What you should do: Send back all the data below, exactly as given.

Provided information:
** BEGIN **
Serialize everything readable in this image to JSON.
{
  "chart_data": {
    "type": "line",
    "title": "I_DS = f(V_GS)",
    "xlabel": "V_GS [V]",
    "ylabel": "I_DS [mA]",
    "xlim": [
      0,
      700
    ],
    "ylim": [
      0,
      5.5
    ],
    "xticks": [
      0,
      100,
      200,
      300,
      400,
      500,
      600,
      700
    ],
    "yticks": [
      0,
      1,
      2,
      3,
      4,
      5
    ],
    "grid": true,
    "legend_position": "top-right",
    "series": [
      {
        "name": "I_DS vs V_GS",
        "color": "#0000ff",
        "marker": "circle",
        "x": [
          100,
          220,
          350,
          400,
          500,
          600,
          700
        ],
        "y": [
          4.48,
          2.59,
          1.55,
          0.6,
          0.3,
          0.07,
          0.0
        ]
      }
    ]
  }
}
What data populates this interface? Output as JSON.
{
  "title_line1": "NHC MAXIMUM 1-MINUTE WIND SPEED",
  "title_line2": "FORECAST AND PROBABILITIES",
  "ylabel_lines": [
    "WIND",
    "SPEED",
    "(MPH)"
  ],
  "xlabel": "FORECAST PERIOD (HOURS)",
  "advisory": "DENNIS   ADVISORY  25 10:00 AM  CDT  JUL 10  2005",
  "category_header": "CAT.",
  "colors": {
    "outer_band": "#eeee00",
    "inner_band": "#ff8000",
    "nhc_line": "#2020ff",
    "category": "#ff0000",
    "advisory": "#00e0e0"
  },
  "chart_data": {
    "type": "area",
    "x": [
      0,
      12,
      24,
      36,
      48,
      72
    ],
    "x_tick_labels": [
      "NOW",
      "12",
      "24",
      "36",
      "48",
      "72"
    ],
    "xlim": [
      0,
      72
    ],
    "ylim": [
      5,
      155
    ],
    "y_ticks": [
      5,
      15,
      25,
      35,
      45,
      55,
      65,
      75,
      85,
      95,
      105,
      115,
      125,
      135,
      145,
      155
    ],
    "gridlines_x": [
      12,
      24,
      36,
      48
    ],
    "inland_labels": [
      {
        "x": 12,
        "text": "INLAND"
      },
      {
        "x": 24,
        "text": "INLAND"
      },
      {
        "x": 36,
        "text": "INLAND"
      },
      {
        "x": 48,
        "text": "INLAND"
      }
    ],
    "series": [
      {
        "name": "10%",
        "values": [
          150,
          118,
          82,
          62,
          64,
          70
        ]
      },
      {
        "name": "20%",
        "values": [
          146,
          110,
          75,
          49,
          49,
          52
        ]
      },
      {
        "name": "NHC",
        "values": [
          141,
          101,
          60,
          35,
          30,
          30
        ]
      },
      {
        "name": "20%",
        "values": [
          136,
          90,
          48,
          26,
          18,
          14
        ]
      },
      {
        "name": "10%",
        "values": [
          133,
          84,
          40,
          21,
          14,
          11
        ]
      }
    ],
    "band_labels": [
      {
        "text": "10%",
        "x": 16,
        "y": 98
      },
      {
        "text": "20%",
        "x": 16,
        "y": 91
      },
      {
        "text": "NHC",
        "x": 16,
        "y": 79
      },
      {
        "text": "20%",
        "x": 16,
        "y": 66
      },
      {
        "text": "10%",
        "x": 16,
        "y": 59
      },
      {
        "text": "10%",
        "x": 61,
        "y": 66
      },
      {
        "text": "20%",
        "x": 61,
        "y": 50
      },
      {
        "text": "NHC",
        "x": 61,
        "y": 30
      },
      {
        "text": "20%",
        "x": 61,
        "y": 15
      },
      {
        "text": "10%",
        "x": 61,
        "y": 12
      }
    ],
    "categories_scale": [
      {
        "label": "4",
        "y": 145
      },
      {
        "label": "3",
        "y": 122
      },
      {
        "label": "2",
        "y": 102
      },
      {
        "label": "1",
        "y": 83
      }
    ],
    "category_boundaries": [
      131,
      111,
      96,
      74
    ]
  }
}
** END **
Result of the task:
Serialize everything readable in this image to JSON.
{
  "chart_data": {
    "type": "line",
    "title": "I_DS = f(V_GS)",
    "xlabel": "V_GS [V]",
    "ylabel": "I_DS [mA]",
    "xlim": [
      0,
      700
    ],
    "ylim": [
      0,
      5.5
    ],
    "xticks": [
      0,
      100,
      200,
      300,
      400,
      500,
      600,
      700
    ],
    "yticks": [
      0,
      1,
      2,
      3,
      4,
      5
    ],
    "grid": true,
    "legend_position": "top-right",
    "series": [
      {
        "name": "I_DS vs V_GS",
        "color": "#0000ff",
        "marker": "circle",
        "x": [
          100,
          220,
          350,
          400,
          500,
          600,
          700
        ],
        "y": [
          4.48,
          2.59,
          1.55,
          0.6,
          0.3,
          0.07,
          0.0
        ]
      }
    ]
  }
}
What data populates this interface? Output as JSON.
{
  "title_line1": "NHC MAXIMUM 1-MINUTE WIND SPEED",
  "title_line2": "FORECAST AND PROBABILITIES",
  "ylabel_lines": [
    "WIND",
    "SPEED",
    "(MPH)"
  ],
  "xlabel": "FORECAST PERIOD (HOURS)",
  "advisory": "DENNIS   ADVISORY  25 10:00 AM  CDT  JUL 10  2005",
  "category_header": "CAT.",
  "colors": {
    "outer_band": "#eeee00",
    "inner_band": "#ff8000",
    "nhc_line": "#2020ff",
    "category": "#ff0000",
    "advisory": "#00e0e0"
  },
  "chart_data": {
    "type": "area",
    "x": [
      0,
      12,
      24,
      36,
      48,
      72
    ],
    "x_tick_labels": [
      "NOW",
      "12",
      "24",
      "36",
      "48",
      "72"
    ],
    "xlim": [
      0,
      72
    ],
    "ylim": [
      5,
      155
    ],
    "y_ticks": [
      5,
      15,
      25,
      35,
      45,
      55,
      65,
      75,
      85,
      95,
      105,
      115,
      125,
      135,
      145,
      155
    ],
    "gridlines_x": [
      12,
      24,
      36,
      48
    ],
    "inland_labels": [
      {
        "x": 12,
        "text": "INLAND"
      },
      {
        "x": 24,
        "text": "INLAND"
      },
      {
        "x": 36,
        "text": "INLAND"
      },
      {
        "x": 48,
        "text": "INLAND"
      }
    ],
    "series": [
      {
        "name": "10%",
        "values": [
          150,
          118,
          82,
          62,
          64,
          70
        ]
      },
      {
        "name": "20%",
        "values": [
          146,
          110,
          75,
          49,
          49,
          52
        ]
      },
      {
        "name": "NHC",
        "values": [
          141,
          101,
          60,
          35,
          30,
          30
        ]
      },
      {
        "name": "20%",
        "values": [
          136,
          90,
          48,
          26,
          18,
          14
        ]
      },
      {
        "name": "10%",
        "values": [
          133,
          84,
          40,
          21,
          14,
          11
        ]
      }
    ],
    "band_labels": [
      {
        "text": "10%",
        "x": 16,
        "y": 98
      },
      {
        "text": "20%",
        "x": 16,
        "y": 91
      },
      {
        "text": "NHC",
        "x": 16,
        "y": 79
      },
      {
        "text": "20%",
        "x": 16,
        "y": 66
      },
      {
        "text": "10%",
        "x": 16,
        "y": 59
      },
      {
        "text": "10%",
        "x": 61,
        "y": 66
      },
      {
        "text": "20%",
        "x": 61,
        "y": 50
      },
      {
        "text": "NHC",
        "x": 61,
        "y": 30
      },
      {
        "text": "20%",
        "x": 61,
        "y": 15
      },
      {
        "text": "10%",
        "x": 61,
        "y": 12
      }
    ],
    "categories_scale": [
      {
        "label": "4",
        "y": 145
      },
      {
        "label": "3",
        "y": 122
      },
      {
        "label": "2",
        "y": 102
      },
      {
        "label": "1",
        "y": 83
      }
    ],
    "category_boundaries": [
      131,
      111,
      96,
      74
    ]
  }
}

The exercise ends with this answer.